** begin Listing **

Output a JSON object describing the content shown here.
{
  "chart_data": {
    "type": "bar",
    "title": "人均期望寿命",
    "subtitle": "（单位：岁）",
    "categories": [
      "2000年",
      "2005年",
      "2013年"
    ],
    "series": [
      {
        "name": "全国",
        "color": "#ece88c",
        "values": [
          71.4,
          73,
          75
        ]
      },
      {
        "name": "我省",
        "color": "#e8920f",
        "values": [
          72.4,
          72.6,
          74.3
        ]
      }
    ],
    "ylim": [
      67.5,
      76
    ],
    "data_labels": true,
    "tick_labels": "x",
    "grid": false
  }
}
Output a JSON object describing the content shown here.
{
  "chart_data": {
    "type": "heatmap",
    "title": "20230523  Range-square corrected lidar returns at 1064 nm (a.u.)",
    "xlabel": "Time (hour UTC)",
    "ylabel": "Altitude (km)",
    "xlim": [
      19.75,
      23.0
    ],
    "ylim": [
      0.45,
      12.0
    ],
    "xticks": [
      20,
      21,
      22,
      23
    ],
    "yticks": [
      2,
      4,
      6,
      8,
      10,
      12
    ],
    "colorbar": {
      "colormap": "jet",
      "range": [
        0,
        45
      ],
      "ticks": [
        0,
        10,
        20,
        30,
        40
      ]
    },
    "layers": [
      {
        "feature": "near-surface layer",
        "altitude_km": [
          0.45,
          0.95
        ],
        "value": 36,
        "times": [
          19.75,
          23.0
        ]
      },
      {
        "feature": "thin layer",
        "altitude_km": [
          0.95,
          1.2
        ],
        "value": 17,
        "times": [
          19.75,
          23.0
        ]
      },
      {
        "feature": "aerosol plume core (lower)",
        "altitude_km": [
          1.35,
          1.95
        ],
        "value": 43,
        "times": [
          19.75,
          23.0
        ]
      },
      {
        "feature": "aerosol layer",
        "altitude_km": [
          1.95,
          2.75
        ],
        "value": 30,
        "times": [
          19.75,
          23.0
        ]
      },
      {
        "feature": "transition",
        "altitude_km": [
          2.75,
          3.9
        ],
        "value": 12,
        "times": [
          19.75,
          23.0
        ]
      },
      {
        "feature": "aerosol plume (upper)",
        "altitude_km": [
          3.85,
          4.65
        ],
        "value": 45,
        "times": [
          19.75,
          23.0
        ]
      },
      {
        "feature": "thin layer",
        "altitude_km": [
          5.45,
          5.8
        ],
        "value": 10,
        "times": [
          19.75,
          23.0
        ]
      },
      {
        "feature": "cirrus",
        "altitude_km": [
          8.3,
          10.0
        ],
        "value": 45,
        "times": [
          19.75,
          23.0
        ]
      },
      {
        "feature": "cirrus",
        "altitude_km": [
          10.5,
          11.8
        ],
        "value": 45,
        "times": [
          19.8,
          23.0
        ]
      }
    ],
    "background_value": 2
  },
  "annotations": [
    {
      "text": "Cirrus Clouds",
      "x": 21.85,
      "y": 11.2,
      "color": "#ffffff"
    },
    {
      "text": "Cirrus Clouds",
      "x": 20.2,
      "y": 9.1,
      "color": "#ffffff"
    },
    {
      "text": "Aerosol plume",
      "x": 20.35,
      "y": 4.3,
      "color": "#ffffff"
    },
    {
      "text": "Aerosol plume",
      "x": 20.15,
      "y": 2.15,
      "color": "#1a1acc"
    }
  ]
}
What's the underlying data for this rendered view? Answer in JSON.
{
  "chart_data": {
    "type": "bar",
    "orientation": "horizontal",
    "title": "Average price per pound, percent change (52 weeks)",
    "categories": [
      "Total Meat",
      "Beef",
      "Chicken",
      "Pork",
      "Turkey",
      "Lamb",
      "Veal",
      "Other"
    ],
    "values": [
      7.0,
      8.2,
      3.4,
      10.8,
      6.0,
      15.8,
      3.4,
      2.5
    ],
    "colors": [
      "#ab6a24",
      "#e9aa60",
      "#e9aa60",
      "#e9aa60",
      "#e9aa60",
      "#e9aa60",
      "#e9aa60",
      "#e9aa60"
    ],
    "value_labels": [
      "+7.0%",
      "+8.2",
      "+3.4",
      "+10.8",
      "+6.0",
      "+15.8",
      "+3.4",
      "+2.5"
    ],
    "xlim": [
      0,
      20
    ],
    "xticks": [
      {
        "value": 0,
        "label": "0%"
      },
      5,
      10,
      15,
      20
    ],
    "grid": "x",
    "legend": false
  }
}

** end Listing **

All lines from the one containing "What's the underlying" through the final line of the listing above are to be reproduced exactly; include both and add nothing.

What's the underlying data for this rendered view? Answer in JSON.
{
  "chart_data": {
    "type": "bar",
    "orientation": "horizontal",
    "title": "Average price per pound, percent change (52 weeks)",
    "categories": [
      "Total Meat",
      "Beef",
      "Chicken",
      "Pork",
      "Turkey",
      "Lamb",
      "Veal",
      "Other"
    ],
    "values": [
      7.0,
      8.2,
      3.4,
      10.8,
      6.0,
      15.8,
      3.4,
      2.5
    ],
    "colors": [
      "#ab6a24",
      "#e9aa60",
      "#e9aa60",
      "#e9aa60",
      "#e9aa60",
      "#e9aa60",
      "#e9aa60",
      "#e9aa60"
    ],
    "value_labels": [
      "+7.0%",
      "+8.2",
      "+3.4",
      "+10.8",
      "+6.0",
      "+15.8",
      "+3.4",
      "+2.5"
    ],
    "xlim": [
      0,
      20
    ],
    "xticks": [
      {
        "value": 0,
        "label": "0%"
      },
      5,
      10,
      15,
      20
    ],
    "grid": "x",
    "legend": false
  }
}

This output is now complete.